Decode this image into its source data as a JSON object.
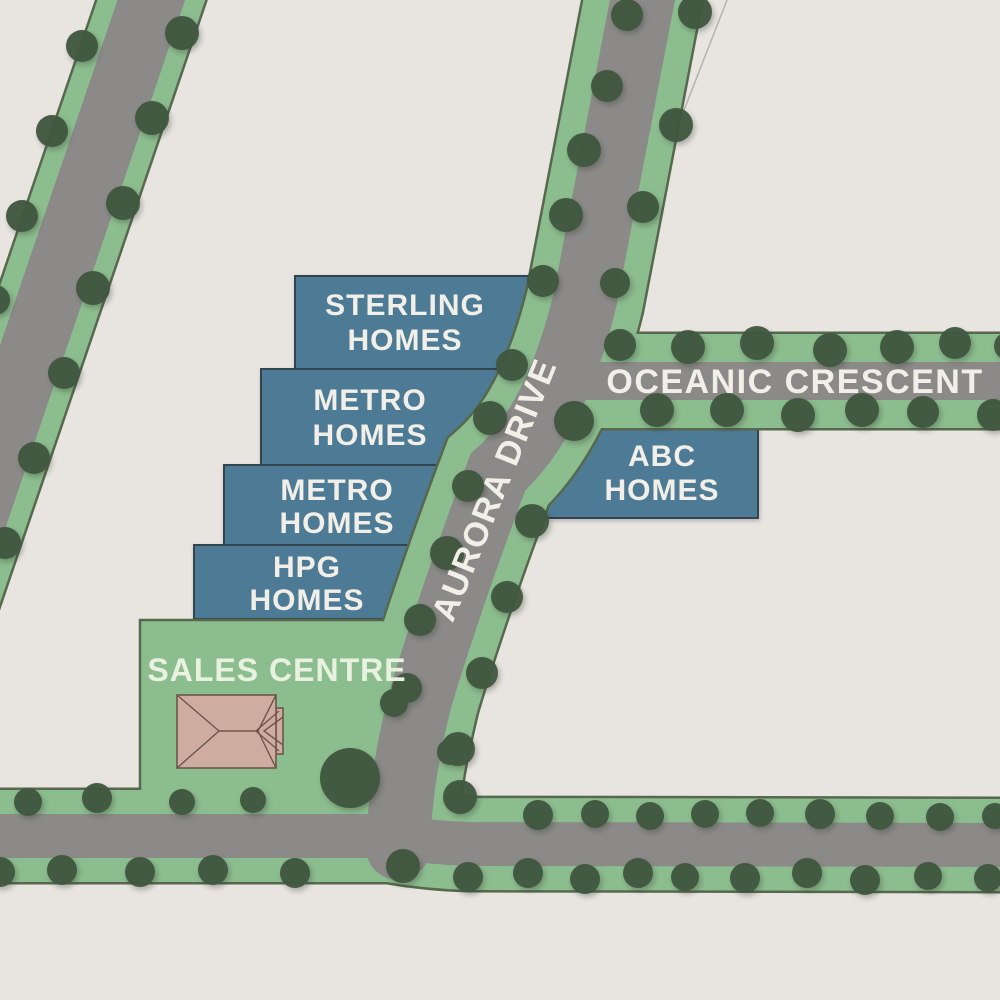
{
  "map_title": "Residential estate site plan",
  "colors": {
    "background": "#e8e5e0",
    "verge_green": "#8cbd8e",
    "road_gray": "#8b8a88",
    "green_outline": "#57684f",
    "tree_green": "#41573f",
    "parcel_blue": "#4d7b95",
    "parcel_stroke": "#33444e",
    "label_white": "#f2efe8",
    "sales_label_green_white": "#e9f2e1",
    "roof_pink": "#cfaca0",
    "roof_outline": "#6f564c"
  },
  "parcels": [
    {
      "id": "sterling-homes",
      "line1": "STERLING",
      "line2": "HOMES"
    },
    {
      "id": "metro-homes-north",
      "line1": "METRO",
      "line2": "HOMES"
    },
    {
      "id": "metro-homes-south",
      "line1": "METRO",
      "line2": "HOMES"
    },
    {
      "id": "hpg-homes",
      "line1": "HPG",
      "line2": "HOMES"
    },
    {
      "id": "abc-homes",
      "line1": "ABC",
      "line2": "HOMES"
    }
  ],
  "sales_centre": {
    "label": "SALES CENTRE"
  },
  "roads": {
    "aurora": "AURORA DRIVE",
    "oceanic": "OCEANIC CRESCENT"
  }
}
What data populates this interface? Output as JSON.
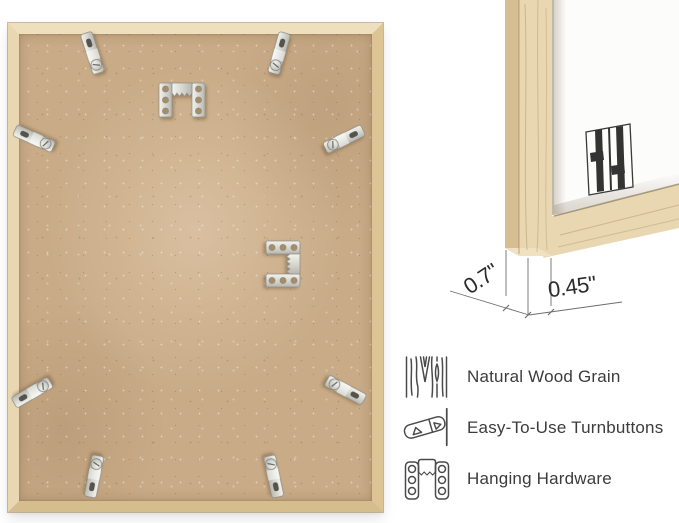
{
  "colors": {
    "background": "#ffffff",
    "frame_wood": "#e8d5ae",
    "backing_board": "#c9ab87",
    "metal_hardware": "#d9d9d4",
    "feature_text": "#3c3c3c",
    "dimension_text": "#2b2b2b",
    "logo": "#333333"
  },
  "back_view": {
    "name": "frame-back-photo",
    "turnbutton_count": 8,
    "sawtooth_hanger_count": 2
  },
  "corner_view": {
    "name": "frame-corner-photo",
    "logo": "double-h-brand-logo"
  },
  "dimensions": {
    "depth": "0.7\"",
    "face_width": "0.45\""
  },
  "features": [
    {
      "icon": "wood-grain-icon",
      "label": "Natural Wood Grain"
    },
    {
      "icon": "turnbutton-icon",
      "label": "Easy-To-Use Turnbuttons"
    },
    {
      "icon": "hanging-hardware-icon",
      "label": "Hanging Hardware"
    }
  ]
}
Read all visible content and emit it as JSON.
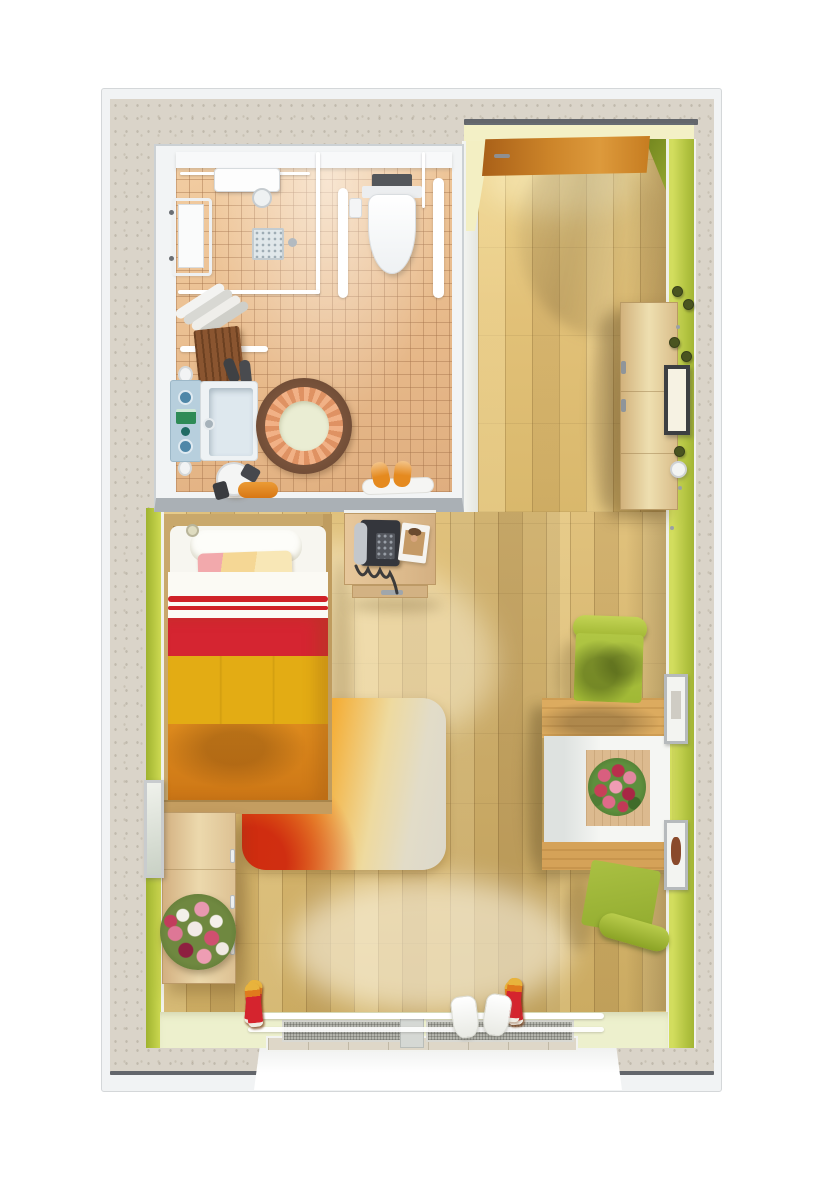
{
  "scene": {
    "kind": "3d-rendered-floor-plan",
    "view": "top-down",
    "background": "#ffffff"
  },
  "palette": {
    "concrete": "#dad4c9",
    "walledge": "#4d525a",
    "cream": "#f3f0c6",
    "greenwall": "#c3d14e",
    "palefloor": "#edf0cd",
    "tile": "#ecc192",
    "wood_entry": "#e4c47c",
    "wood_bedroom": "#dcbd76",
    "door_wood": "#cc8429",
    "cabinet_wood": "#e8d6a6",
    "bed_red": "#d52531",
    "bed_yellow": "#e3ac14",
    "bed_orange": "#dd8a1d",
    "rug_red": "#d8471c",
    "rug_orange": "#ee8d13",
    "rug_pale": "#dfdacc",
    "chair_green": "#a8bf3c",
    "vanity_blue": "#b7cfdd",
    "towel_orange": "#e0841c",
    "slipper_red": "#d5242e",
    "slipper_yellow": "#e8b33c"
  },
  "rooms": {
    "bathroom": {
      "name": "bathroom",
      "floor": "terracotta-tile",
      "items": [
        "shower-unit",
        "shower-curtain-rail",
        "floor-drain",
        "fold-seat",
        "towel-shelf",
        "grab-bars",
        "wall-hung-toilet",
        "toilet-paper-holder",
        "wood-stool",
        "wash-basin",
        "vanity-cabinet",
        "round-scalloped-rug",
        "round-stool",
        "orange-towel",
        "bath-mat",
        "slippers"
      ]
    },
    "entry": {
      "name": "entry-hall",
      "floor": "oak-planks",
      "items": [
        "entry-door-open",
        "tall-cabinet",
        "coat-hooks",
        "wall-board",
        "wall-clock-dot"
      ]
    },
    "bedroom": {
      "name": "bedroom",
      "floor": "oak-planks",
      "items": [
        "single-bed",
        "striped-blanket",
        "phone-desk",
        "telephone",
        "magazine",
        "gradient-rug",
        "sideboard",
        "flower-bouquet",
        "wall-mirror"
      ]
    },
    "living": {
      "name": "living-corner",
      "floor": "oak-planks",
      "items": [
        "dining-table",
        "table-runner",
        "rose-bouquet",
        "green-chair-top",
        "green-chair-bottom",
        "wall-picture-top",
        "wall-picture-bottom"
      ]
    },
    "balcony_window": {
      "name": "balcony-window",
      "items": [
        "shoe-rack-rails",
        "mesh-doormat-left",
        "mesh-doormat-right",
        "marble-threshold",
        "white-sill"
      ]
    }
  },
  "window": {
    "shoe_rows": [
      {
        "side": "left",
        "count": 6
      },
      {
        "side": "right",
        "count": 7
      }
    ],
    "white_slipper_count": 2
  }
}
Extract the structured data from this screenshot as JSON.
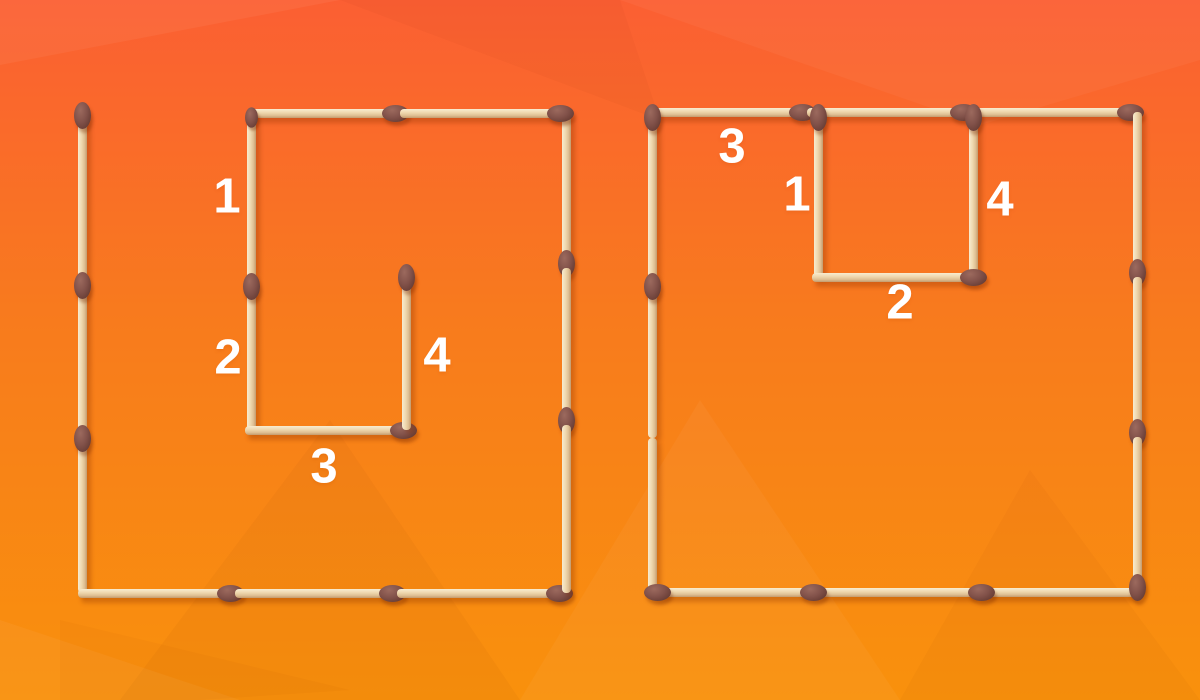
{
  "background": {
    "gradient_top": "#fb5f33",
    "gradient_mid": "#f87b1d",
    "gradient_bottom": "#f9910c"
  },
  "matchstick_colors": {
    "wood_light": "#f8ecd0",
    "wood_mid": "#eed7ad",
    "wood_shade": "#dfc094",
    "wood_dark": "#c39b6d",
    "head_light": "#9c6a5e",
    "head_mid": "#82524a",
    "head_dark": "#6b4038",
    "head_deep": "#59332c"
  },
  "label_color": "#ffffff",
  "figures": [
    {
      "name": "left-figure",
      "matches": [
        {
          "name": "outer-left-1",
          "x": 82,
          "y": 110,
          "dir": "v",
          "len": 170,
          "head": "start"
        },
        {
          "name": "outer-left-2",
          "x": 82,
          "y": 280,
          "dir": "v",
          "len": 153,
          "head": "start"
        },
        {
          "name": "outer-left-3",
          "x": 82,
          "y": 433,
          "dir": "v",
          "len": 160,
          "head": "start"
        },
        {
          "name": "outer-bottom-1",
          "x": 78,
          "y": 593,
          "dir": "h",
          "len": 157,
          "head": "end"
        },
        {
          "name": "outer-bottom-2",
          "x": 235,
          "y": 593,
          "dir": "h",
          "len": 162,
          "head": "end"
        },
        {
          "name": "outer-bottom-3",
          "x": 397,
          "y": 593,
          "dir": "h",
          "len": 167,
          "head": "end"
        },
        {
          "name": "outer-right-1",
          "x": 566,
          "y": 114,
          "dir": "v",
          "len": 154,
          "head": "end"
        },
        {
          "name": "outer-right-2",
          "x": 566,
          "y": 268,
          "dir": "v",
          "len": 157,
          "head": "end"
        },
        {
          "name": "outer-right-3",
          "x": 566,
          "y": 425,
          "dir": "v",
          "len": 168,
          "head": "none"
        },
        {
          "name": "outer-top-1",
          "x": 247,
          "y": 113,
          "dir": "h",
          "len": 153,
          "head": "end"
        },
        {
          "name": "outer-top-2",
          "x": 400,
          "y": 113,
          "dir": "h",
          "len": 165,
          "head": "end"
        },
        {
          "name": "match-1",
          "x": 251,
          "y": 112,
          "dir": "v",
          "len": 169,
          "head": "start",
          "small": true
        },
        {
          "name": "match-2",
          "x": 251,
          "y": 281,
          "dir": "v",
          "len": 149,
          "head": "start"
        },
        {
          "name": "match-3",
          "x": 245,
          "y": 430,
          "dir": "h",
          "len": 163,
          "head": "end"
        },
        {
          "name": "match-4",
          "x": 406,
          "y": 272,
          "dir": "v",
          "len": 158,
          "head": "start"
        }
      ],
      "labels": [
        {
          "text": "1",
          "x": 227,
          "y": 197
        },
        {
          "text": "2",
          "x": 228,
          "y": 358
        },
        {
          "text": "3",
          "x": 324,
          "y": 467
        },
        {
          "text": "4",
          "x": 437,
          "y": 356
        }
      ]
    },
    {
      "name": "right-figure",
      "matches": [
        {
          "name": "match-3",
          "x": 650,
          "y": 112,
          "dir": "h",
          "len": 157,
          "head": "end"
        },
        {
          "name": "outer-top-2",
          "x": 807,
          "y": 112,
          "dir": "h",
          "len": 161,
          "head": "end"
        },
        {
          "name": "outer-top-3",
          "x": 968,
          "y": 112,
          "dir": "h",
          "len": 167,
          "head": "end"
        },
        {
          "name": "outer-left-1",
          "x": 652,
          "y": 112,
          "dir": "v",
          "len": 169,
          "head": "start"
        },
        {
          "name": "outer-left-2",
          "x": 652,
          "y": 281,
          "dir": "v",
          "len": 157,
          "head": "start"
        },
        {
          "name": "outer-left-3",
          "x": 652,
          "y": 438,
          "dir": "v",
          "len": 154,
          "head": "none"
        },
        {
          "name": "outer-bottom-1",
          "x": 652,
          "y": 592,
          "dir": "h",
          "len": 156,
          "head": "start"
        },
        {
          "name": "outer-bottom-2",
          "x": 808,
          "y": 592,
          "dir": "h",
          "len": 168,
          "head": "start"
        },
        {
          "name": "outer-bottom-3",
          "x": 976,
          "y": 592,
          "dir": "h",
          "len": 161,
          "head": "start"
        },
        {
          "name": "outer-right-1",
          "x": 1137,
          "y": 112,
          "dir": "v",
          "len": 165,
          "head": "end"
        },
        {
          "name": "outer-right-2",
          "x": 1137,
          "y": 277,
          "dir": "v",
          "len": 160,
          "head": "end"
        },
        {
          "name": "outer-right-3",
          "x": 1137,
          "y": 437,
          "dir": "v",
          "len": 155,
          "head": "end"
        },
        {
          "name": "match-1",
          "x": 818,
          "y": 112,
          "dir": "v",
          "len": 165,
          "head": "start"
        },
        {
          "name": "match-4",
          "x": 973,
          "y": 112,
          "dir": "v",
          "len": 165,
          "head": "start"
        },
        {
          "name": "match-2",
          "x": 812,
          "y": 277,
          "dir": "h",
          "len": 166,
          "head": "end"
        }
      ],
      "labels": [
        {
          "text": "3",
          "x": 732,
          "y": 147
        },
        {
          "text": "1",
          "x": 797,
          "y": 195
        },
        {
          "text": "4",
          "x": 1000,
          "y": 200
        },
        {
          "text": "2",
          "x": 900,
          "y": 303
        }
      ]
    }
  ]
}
###
_Stated goal_
Pick out and copy every line that contains the word "JSON".

_Answer for the task_
Decode this image into its source data as a JSON object.
What data populates this interface? Output as JSON.
Read all visible content and emit it as JSON.
Extract the structured data from this screenshot as JSON.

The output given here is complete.